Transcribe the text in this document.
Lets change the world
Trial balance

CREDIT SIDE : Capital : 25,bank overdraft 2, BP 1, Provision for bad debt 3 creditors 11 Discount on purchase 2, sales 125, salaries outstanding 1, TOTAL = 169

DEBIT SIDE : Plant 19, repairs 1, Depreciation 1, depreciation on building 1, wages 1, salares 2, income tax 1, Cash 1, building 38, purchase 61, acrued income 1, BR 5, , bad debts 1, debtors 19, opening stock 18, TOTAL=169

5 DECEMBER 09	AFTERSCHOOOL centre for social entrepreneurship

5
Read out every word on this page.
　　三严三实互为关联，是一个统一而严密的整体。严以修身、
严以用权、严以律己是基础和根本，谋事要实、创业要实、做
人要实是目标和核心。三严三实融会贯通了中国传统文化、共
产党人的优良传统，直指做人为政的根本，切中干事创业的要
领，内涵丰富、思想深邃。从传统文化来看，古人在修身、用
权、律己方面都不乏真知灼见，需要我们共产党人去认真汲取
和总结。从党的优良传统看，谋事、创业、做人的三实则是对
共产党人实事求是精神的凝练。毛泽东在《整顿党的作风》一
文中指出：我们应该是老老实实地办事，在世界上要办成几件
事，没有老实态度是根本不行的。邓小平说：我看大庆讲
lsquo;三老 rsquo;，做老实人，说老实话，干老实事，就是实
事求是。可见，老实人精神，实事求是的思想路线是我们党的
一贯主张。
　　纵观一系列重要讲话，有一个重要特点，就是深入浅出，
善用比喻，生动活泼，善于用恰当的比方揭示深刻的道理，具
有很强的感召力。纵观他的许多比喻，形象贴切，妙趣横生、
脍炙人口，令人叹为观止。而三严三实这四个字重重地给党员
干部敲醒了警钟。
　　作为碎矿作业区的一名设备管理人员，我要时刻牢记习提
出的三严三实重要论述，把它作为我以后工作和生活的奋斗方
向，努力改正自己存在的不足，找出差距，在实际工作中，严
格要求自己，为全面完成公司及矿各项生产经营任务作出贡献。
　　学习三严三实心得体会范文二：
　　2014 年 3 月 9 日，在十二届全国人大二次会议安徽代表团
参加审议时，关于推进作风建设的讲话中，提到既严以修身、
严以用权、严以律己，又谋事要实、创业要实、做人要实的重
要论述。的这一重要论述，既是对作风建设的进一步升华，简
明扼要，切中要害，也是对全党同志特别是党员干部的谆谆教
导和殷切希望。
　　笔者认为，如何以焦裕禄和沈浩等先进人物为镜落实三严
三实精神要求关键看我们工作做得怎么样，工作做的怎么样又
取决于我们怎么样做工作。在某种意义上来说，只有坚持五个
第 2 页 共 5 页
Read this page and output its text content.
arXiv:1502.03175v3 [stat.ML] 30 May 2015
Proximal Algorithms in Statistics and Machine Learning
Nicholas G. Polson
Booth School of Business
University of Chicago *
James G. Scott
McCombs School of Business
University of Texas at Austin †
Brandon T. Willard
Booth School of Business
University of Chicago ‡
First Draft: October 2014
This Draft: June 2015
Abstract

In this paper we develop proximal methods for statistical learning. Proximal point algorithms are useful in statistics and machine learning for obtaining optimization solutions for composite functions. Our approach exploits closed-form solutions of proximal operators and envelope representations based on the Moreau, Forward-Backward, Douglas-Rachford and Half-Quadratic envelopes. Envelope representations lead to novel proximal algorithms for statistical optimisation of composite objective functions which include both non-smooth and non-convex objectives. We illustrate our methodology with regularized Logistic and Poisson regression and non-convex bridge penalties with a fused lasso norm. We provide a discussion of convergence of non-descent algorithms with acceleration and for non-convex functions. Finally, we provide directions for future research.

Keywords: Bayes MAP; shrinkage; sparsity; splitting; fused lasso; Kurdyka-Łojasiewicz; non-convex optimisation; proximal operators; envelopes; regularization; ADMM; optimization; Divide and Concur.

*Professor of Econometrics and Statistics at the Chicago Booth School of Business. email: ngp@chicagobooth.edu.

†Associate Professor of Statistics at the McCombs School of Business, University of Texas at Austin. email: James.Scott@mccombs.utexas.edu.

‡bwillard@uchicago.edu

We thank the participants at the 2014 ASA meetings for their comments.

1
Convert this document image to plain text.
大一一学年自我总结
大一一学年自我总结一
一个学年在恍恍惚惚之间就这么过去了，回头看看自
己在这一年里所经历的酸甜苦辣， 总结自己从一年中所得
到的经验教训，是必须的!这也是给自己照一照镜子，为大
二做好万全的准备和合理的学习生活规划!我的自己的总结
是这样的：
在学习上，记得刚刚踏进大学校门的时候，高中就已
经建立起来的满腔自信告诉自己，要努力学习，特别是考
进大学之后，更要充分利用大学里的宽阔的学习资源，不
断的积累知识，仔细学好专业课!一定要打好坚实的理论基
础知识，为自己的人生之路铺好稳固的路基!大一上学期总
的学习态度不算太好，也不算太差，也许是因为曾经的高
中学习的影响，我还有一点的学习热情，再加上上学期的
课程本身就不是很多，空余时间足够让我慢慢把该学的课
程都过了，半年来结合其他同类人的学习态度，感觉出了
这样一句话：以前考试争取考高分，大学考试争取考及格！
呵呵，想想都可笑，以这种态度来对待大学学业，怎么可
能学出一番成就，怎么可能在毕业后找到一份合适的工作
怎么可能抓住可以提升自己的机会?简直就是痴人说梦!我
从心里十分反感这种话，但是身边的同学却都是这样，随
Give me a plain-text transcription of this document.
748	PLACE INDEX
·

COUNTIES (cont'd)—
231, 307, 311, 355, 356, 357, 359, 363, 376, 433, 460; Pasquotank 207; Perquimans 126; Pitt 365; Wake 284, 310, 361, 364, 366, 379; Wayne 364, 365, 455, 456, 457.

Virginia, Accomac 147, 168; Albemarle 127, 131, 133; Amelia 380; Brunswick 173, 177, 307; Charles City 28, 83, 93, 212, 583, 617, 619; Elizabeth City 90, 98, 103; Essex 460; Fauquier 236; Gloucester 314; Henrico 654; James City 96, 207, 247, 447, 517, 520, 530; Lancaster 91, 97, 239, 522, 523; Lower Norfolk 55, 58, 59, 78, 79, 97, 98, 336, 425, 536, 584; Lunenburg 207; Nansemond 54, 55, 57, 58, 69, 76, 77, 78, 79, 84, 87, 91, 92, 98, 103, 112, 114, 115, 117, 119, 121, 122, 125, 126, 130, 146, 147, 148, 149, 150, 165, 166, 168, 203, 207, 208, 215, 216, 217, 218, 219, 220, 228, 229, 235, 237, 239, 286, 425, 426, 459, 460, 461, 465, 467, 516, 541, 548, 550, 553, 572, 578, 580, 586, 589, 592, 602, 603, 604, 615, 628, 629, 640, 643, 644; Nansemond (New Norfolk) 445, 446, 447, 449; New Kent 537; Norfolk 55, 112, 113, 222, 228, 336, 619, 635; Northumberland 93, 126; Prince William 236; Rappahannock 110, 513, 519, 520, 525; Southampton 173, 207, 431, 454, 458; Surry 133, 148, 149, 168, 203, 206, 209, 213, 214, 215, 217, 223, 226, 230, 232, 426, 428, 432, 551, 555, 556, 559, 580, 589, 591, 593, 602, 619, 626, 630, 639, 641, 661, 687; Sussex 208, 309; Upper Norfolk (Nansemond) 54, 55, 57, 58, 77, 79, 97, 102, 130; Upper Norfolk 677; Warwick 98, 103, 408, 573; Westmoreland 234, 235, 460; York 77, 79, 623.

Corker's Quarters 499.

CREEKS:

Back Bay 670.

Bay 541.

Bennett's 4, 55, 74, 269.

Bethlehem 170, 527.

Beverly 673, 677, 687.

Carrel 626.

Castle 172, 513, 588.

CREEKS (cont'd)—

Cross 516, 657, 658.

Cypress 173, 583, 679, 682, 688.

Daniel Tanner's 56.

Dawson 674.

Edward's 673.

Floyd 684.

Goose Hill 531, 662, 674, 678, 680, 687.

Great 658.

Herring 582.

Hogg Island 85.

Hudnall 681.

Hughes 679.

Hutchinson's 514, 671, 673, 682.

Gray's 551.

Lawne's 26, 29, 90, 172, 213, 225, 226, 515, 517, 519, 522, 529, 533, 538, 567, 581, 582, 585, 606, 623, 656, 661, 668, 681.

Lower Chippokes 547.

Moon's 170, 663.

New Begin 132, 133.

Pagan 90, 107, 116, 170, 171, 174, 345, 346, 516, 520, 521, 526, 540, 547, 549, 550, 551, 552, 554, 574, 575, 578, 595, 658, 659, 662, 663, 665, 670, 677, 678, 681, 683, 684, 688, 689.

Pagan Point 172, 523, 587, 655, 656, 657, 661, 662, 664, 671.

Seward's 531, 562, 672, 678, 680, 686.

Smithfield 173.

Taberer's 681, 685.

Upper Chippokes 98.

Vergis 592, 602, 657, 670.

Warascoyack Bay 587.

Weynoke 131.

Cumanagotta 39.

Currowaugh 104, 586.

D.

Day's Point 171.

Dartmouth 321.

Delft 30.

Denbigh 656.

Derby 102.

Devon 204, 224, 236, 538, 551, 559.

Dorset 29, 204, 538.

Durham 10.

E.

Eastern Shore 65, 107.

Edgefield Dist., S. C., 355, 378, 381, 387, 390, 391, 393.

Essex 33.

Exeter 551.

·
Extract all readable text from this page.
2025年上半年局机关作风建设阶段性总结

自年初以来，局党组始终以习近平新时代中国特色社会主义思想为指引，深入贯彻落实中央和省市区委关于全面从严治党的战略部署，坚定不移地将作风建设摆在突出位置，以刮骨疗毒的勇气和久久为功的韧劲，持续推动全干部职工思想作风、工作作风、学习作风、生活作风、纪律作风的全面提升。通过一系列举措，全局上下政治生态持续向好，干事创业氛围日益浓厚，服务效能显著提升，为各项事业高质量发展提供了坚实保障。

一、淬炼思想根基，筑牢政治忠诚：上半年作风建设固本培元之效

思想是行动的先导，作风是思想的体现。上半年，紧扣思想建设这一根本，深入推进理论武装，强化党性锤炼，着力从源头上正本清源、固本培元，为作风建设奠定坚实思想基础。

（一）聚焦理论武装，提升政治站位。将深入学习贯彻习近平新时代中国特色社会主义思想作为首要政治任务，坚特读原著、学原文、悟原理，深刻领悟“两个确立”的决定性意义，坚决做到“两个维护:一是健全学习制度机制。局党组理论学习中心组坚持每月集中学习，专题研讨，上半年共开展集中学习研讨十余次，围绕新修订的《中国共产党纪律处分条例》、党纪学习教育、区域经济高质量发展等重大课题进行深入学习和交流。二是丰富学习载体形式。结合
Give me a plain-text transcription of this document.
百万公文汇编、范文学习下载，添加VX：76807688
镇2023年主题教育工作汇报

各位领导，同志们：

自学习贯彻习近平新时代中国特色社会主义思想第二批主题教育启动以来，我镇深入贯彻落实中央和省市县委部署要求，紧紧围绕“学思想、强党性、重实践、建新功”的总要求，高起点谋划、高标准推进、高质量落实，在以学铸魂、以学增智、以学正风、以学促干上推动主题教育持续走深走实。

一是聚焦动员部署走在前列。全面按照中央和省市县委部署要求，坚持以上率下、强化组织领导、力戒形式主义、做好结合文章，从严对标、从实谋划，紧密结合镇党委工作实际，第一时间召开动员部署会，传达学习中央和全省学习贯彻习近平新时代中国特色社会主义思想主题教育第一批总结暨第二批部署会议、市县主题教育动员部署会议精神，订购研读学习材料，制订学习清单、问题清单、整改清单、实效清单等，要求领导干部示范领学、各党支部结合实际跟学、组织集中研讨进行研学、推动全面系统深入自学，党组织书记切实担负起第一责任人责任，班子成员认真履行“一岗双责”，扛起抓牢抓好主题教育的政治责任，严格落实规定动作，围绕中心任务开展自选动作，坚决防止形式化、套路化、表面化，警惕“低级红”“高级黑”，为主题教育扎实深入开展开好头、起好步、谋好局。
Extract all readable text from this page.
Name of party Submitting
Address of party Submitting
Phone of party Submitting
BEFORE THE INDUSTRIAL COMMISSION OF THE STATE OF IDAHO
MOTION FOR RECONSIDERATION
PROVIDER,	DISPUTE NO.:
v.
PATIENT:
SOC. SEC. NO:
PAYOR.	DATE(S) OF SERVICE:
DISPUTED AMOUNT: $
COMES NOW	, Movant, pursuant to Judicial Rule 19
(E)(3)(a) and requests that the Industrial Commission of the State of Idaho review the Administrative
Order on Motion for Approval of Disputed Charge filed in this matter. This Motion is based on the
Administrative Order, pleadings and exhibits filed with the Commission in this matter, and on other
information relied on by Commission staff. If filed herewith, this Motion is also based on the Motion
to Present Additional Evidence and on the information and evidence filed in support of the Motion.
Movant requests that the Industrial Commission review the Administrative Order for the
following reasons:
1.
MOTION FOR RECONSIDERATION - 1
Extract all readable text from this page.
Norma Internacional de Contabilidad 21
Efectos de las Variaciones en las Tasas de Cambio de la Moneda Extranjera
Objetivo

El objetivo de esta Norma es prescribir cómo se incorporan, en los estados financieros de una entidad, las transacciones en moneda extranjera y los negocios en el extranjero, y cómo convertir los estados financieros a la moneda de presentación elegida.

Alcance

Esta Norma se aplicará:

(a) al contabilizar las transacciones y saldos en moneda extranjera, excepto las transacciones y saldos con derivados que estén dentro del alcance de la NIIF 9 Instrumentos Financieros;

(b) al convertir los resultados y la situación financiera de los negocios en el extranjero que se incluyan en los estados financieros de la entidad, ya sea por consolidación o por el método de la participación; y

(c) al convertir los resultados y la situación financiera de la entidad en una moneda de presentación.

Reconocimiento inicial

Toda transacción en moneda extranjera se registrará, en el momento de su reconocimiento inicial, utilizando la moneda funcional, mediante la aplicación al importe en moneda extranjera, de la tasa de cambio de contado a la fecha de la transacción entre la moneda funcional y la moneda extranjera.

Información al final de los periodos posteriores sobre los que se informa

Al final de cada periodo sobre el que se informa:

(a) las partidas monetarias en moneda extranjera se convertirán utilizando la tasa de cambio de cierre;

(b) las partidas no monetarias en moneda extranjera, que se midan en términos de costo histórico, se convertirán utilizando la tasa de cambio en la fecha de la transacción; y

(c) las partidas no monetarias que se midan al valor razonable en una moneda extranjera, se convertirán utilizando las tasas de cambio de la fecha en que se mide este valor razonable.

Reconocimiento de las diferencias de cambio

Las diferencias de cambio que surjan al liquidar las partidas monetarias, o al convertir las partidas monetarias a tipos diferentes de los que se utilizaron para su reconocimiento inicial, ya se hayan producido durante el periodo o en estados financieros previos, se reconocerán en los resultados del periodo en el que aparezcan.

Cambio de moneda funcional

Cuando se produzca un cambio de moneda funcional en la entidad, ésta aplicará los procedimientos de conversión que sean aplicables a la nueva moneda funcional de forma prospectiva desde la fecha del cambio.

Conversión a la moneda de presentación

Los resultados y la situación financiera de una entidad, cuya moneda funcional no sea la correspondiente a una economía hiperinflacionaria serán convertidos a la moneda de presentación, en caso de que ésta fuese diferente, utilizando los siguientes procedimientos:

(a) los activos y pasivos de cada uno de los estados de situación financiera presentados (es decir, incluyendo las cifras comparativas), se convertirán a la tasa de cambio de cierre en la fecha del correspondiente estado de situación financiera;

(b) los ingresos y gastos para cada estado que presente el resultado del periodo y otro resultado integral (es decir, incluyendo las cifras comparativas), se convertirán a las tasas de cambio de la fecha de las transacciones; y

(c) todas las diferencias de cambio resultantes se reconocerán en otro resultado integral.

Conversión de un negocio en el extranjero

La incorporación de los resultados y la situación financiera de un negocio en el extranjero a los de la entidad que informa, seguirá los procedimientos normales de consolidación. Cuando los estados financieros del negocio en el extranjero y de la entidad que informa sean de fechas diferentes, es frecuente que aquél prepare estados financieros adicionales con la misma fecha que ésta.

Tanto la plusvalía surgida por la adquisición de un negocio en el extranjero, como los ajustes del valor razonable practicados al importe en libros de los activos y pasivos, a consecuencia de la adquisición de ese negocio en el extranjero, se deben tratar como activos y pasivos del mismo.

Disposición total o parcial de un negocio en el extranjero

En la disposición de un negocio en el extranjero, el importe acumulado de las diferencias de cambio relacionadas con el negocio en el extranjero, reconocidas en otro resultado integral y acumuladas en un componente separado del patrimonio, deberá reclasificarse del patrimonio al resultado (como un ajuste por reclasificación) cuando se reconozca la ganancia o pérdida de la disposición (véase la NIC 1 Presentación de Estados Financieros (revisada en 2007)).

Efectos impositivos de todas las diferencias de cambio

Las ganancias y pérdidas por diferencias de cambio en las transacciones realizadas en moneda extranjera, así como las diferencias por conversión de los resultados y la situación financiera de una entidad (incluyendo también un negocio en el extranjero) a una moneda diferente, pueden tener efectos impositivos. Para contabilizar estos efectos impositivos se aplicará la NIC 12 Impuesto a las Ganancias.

########################################

- [CHALLENGE] Check each line above for the string "valor" and report how many lines have it, giving only the number.

- [PROBLEM SOLUTION] 2